_PROBLEM DESCRIPTION_: Give an exact transcription of every line, dropping the images.
==== RECORDS ====
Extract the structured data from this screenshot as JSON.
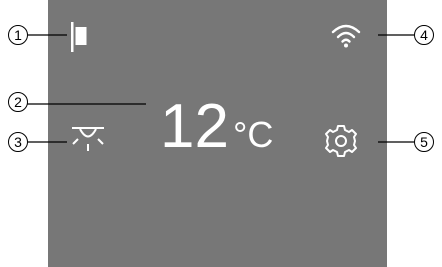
{
  "display": {
    "temperature_value": "12",
    "temperature_unit": "°C"
  },
  "icons": {
    "top_left": "door-flag-icon",
    "top_right": "wifi-icon",
    "left_middle": "light-icon",
    "right_middle": "settings-gear-icon"
  },
  "callouts": [
    "1",
    "2",
    "3",
    "4",
    "5"
  ],
  "colors": {
    "screen": "#777777",
    "foreground": "#ffffff"
  }
}
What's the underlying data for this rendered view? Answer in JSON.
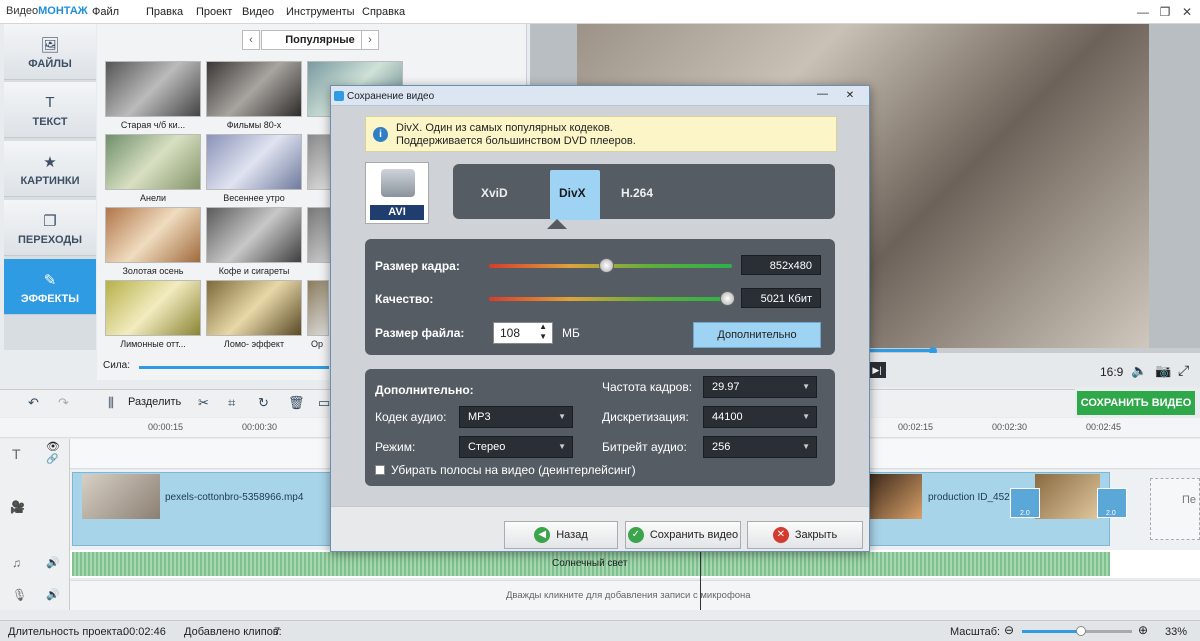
{
  "app": {
    "logo_prefix": "Видео",
    "logo_bold": "МОНТАЖ"
  },
  "menu": [
    "Файл",
    "Правка",
    "Проект",
    "Видео",
    "Инструменты",
    "Справка"
  ],
  "window_controls": {
    "min": "—",
    "max": "❐",
    "close": "✕"
  },
  "sidebar": [
    {
      "label": "ФАЙЛЫ",
      "icon": "image-icon",
      "glyph": "🖼"
    },
    {
      "label": "ТЕКСТ",
      "icon": "text-icon",
      "glyph": "T"
    },
    {
      "label": "КАРТИНКИ",
      "icon": "star-icon",
      "glyph": "★"
    },
    {
      "label": "ПЕРЕХОДЫ",
      "icon": "transitions-icon",
      "glyph": "❐"
    },
    {
      "label": "ЭФФЕКТЫ",
      "icon": "effects-icon",
      "glyph": "✎"
    }
  ],
  "effects": {
    "category": "Популярные",
    "thumbs": [
      "Старая ч/б ки...",
      "Фильмы 80-х",
      "Анели",
      "Весеннее утро",
      "Золотая осень",
      "Кофе и сигареты",
      "Лимонные отт...",
      "Ломо- эффект",
      "Ор"
    ],
    "strength_label": "Сила:"
  },
  "preview": {
    "ratio": "16:9"
  },
  "toolbar": {
    "split": "Разделить",
    "save_video": "СОХРАНИТЬ ВИДЕО"
  },
  "timeline": {
    "ticks": [
      "00:00:15",
      "00:00:30",
      "00:02:15",
      "00:02:30",
      "00:02:45"
    ],
    "clip1": "pexels-cottonbro-5358966.mp4",
    "clip2": "production ID_452",
    "audio": "Солнечный свет",
    "mic_hint": "Дважды кликните для добавления записи с микрофона",
    "trans1": "2.0",
    "trans2": "2.0",
    "cut_text": "Пе"
  },
  "status": {
    "duration_label": "Длительность проекта:",
    "duration": "00:02:46",
    "clips_label": "Добавлено клипов:",
    "clips": "7",
    "zoom_label": "Масштаб:",
    "zoom": "33%",
    "zoom_fraction": 0.53
  },
  "dialog": {
    "title": "Сохранение видео",
    "info_line1": "DivX. Один из самых популярных кодеков.",
    "info_line2": "Поддерживается большинством DVD плееров.",
    "format_badge": "AVI",
    "codecs": [
      "XviD",
      "DivX",
      "H.264"
    ],
    "selected_codec": "DivX",
    "frame_size_label": "Размер кадра:",
    "frame_size": "852x480",
    "quality_label": "Качество:",
    "quality": "5021 Кбит",
    "file_size_label": "Размер файла:",
    "file_size": "108",
    "file_size_unit": "МБ",
    "more_button": "Дополнительно",
    "adv_title": "Дополнительно:",
    "fps_label": "Частота кадров:",
    "fps": "29.97",
    "audio_codec_label": "Кодек аудио:",
    "audio_codec": "MP3",
    "sampling_label": "Дискретизация:",
    "sampling": "44100",
    "mode_label": "Режим:",
    "mode": "Стерео",
    "bitrate_label": "Битрейт аудио:",
    "bitrate": "256",
    "deinterlace_label": "Убирать полосы на видео (деинтерлейсинг)",
    "back_button": "Назад",
    "save_button": "Сохранить видео",
    "close_button": "Закрыть"
  }
}
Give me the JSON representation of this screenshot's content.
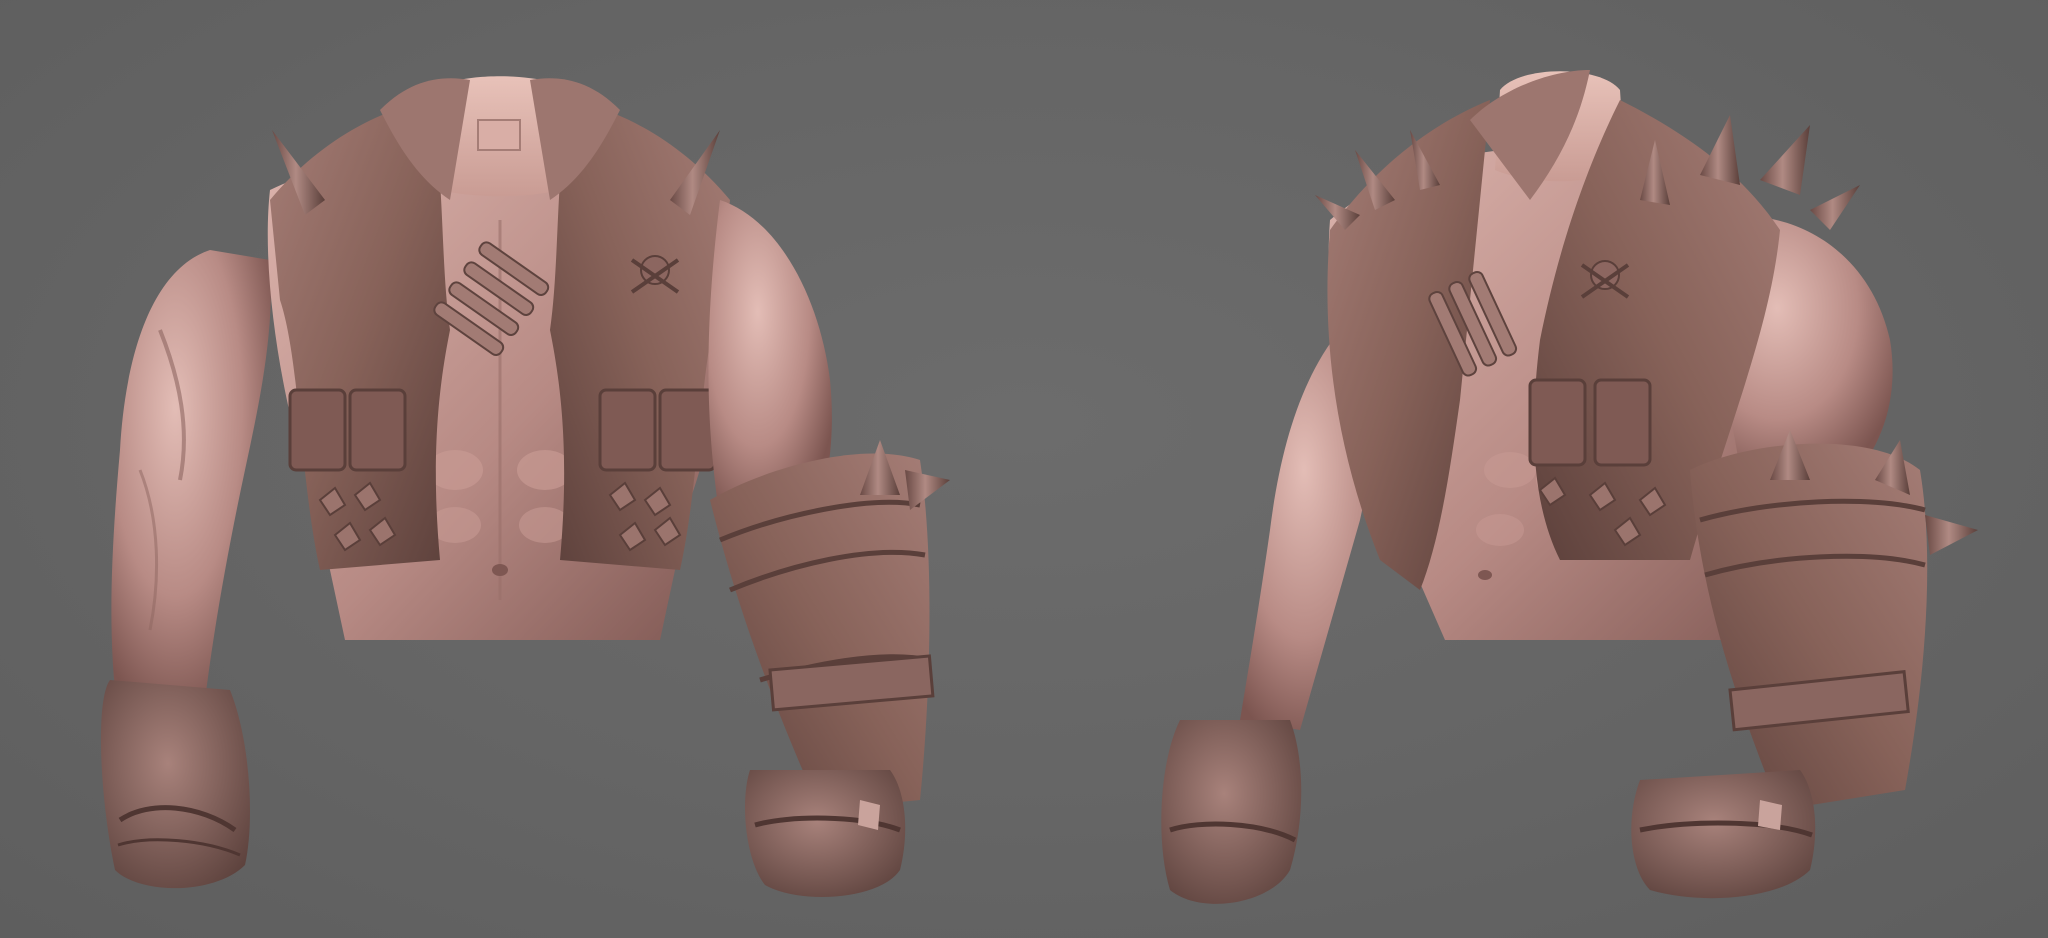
{
  "scene": {
    "background_color": "#666666",
    "clay_skin": "#b88c86",
    "clay_skin_light": "#d9b2ab",
    "clay_skin_dark": "#7e5752",
    "clay_leather": "#8a6660",
    "clay_leather_dark": "#5b403c",
    "clay_leather_light": "#a9827b",
    "models": [
      {
        "view": "front",
        "icon": "sculpt-front-view"
      },
      {
        "view": "three-quarter",
        "icon": "sculpt-three-quarter-view"
      }
    ]
  }
}
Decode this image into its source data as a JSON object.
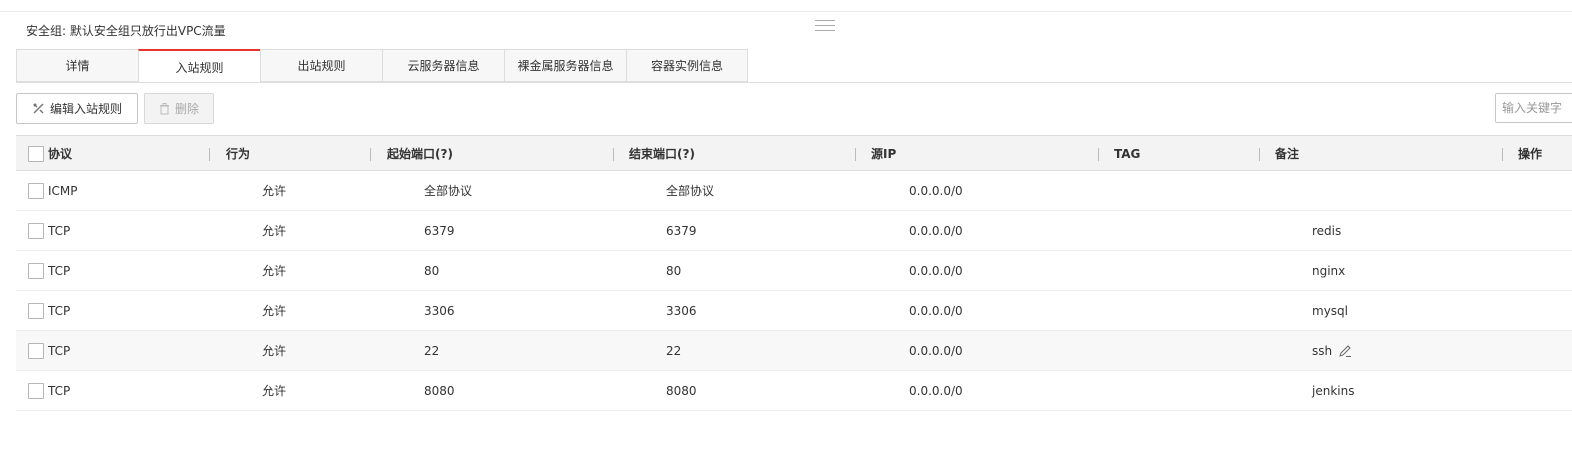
{
  "security_group": {
    "label": "安全组: 默认安全组只放行出VPC流量"
  },
  "tabs": [
    {
      "label": "详情",
      "active": false
    },
    {
      "label": "入站规则",
      "active": true
    },
    {
      "label": "出站规则",
      "active": false
    },
    {
      "label": "云服务器信息",
      "active": false
    },
    {
      "label": "裸金属服务器信息",
      "active": false
    },
    {
      "label": "容器实例信息",
      "active": false
    }
  ],
  "toolbar": {
    "edit_label": "编辑入站规则",
    "delete_label": "删除",
    "search_placeholder": "输入关键字"
  },
  "table": {
    "headers": {
      "protocol": "协议",
      "action": "行为",
      "start_port": "起始端口(?)",
      "end_port": "结束端口(?)",
      "source_ip": "源IP",
      "tag": "TAG",
      "remark": "备注",
      "operation": "操作"
    },
    "rows": [
      {
        "protocol": "ICMP",
        "action": "允许",
        "start_port": "全部协议",
        "end_port": "全部协议",
        "source_ip": "0.0.0.0/0",
        "remark": ""
      },
      {
        "protocol": "TCP",
        "action": "允许",
        "start_port": "6379",
        "end_port": "6379",
        "source_ip": "0.0.0.0/0",
        "remark": "redis"
      },
      {
        "protocol": "TCP",
        "action": "允许",
        "start_port": "80",
        "end_port": "80",
        "source_ip": "0.0.0.0/0",
        "remark": "nginx"
      },
      {
        "protocol": "TCP",
        "action": "允许",
        "start_port": "3306",
        "end_port": "3306",
        "source_ip": "0.0.0.0/0",
        "remark": "mysql"
      },
      {
        "protocol": "TCP",
        "action": "允许",
        "start_port": "22",
        "end_port": "22",
        "source_ip": "0.0.0.0/0",
        "remark": "ssh"
      },
      {
        "protocol": "TCP",
        "action": "允许",
        "start_port": "8080",
        "end_port": "8080",
        "source_ip": "0.0.0.0/0",
        "remark": "jenkins"
      }
    ]
  },
  "icons": {
    "edit": "edit-rules-icon",
    "delete": "trash-icon",
    "remark_edit": "pencil-icon",
    "drag": "drag-handle-icon"
  },
  "colors": {
    "active_tab_accent": "#e5342d",
    "header_bg": "#f3f3f3"
  }
}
====
_SOLUTION_:
Extract the structured data from this screenshot as JSON.
{
  "display": {
    "temperature_value": "12",
    "temperature_unit": "°C"
  },
  "icons": {
    "top_left": "door-flag-icon",
    "top_right": "wifi-icon",
    "left_middle": "light-icon",
    "right_middle": "settings-gear-icon"
  },
  "callouts": [
    "1",
    "2",
    "3",
    "4",
    "5"
  ],
  "colors": {
    "screen": "#777777",
    "foreground": "#ffffff"
  }
}
What's the underlying data for this rendered view? Answer in JSON.
{
  "app": {
    "logo_prefix": "Видео",
    "logo_bold": "МОНТАЖ"
  },
  "menu": [
    "Файл",
    "Правка",
    "Проект",
    "Видео",
    "Инструменты",
    "Справка"
  ],
  "window_controls": {
    "min": "—",
    "max": "❐",
    "close": "✕"
  },
  "sidebar": [
    {
      "label": "ФАЙЛЫ",
      "icon": "image-icon",
      "glyph": "🖼"
    },
    {
      "label": "ТЕКСТ",
      "icon": "text-icon",
      "glyph": "T"
    },
    {
      "label": "КАРТИНКИ",
      "icon": "star-icon",
      "glyph": "★"
    },
    {
      "label": "ПЕРЕХОДЫ",
      "icon": "transitions-icon",
      "glyph": "❐"
    },
    {
      "label": "ЭФФЕКТЫ",
      "icon": "effects-icon",
      "glyph": "✎"
    }
  ],
  "effects": {
    "category": "Популярные",
    "thumbs": [
      "Старая ч/б ки...",
      "Фильмы 80-х",
      "Анели",
      "Весеннее утро",
      "Золотая осень",
      "Кофе и сигареты",
      "Лимонные отт...",
      "Ломо- эффект",
      "Ор"
    ],
    "strength_label": "Сила:"
  },
  "preview": {
    "ratio": "16:9"
  },
  "toolbar": {
    "split": "Разделить",
    "save_video": "СОХРАНИТЬ ВИДЕО"
  },
  "timeline": {
    "ticks": [
      "00:00:15",
      "00:00:30",
      "00:02:15",
      "00:02:30",
      "00:02:45"
    ],
    "clip1": "pexels-cottonbro-5358966.mp4",
    "clip2": "production ID_452",
    "audio": "Солнечный свет",
    "mic_hint": "Дважды кликните для добавления записи с микрофона",
    "trans1": "2.0",
    "trans2": "2.0",
    "cut_text": "Пе"
  },
  "status": {
    "duration_label": "Длительность проекта:",
    "duration": "00:02:46",
    "clips_label": "Добавлено клипов:",
    "clips": "7",
    "zoom_label": "Масштаб:",
    "zoom": "33%",
    "zoom_fraction": 0.53
  },
  "dialog": {
    "title": "Сохранение видео",
    "info_line1": "DivX. Один из самых популярных кодеков.",
    "info_line2": "Поддерживается большинством DVD плееров.",
    "format_badge": "AVI",
    "codecs": [
      "XviD",
      "DivX",
      "H.264"
    ],
    "selected_codec": "DivX",
    "frame_size_label": "Размер кадра:",
    "frame_size": "852x480",
    "quality_label": "Качество:",
    "quality": "5021 Кбит",
    "file_size_label": "Размер файла:",
    "file_size": "108",
    "file_size_unit": "МБ",
    "more_button": "Дополнительно",
    "adv_title": "Дополнительно:",
    "fps_label": "Частота кадров:",
    "fps": "29.97",
    "audio_codec_label": "Кодек аудио:",
    "audio_codec": "MP3",
    "sampling_label": "Дискретизация:",
    "sampling": "44100",
    "mode_label": "Режим:",
    "mode": "Стерео",
    "bitrate_label": "Битрейт аудио:",
    "bitrate": "256",
    "deinterlace_label": "Убирать полосы на видео (деинтерлейсинг)",
    "back_button": "Назад",
    "save_button": "Сохранить видео",
    "close_button": "Закрыть"
  }
}
Give me the JSON representation of this screenshot's content.
{
  "scene": {
    "background_color": "#666666",
    "clay_skin": "#b88c86",
    "clay_skin_light": "#d9b2ab",
    "clay_skin_dark": "#7e5752",
    "clay_leather": "#8a6660",
    "clay_leather_dark": "#5b403c",
    "clay_leather_light": "#a9827b",
    "models": [
      {
        "view": "front",
        "icon": "sculpt-front-view"
      },
      {
        "view": "three-quarter",
        "icon": "sculpt-three-quarter-view"
      }
    ]
  }
}
Decode this image into its source data as a JSON object.
{
  "security_group": {
    "label": "安全组: 默认安全组只放行出VPC流量"
  },
  "tabs": [
    {
      "label": "详情",
      "active": false
    },
    {
      "label": "入站规则",
      "active": true
    },
    {
      "label": "出站规则",
      "active": false
    },
    {
      "label": "云服务器信息",
      "active": false
    },
    {
      "label": "裸金属服务器信息",
      "active": false
    },
    {
      "label": "容器实例信息",
      "active": false
    }
  ],
  "toolbar": {
    "edit_label": "编辑入站规则",
    "delete_label": "删除",
    "search_placeholder": "输入关键字"
  },
  "table": {
    "headers": {
      "protocol": "协议",
      "action": "行为",
      "start_port": "起始端口(?)",
      "end_port": "结束端口(?)",
      "source_ip": "源IP",
      "tag": "TAG",
      "remark": "备注",
      "operation": "操作"
    },
    "rows": [
      {
        "protocol": "ICMP",
        "action": "允许",
        "start_port": "全部协议",
        "end_port": "全部协议",
        "source_ip": "0.0.0.0/0",
        "remark": ""
      },
      {
        "protocol": "TCP",
        "action": "允许",
        "start_port": "6379",
        "end_port": "6379",
        "source_ip": "0.0.0.0/0",
        "remark": "redis"
      },
      {
        "protocol": "TCP",
        "action": "允许",
        "start_port": "80",
        "end_port": "80",
        "source_ip": "0.0.0.0/0",
        "remark": "nginx"
      },
      {
        "protocol": "TCP",
        "action": "允许",
        "start_port": "3306",
        "end_port": "3306",
        "source_ip": "0.0.0.0/0",
        "remark": "mysql"
      },
      {
        "protocol": "TCP",
        "action": "允许",
        "start_port": "22",
        "end_port": "22",
        "source_ip": "0.0.0.0/0",
        "remark": "ssh"
      },
      {
        "protocol": "TCP",
        "action": "允许",
        "start_port": "8080",
        "end_port": "8080",
        "source_ip": "0.0.0.0/0",
        "remark": "jenkins"
      }
    ]
  },
  "icons": {
    "edit": "edit-rules-icon",
    "delete": "trash-icon",
    "remark_edit": "pencil-icon",
    "drag": "drag-handle-icon"
  },
  "colors": {
    "active_tab_accent": "#e5342d",
    "header_bg": "#f3f3f3"
  }
}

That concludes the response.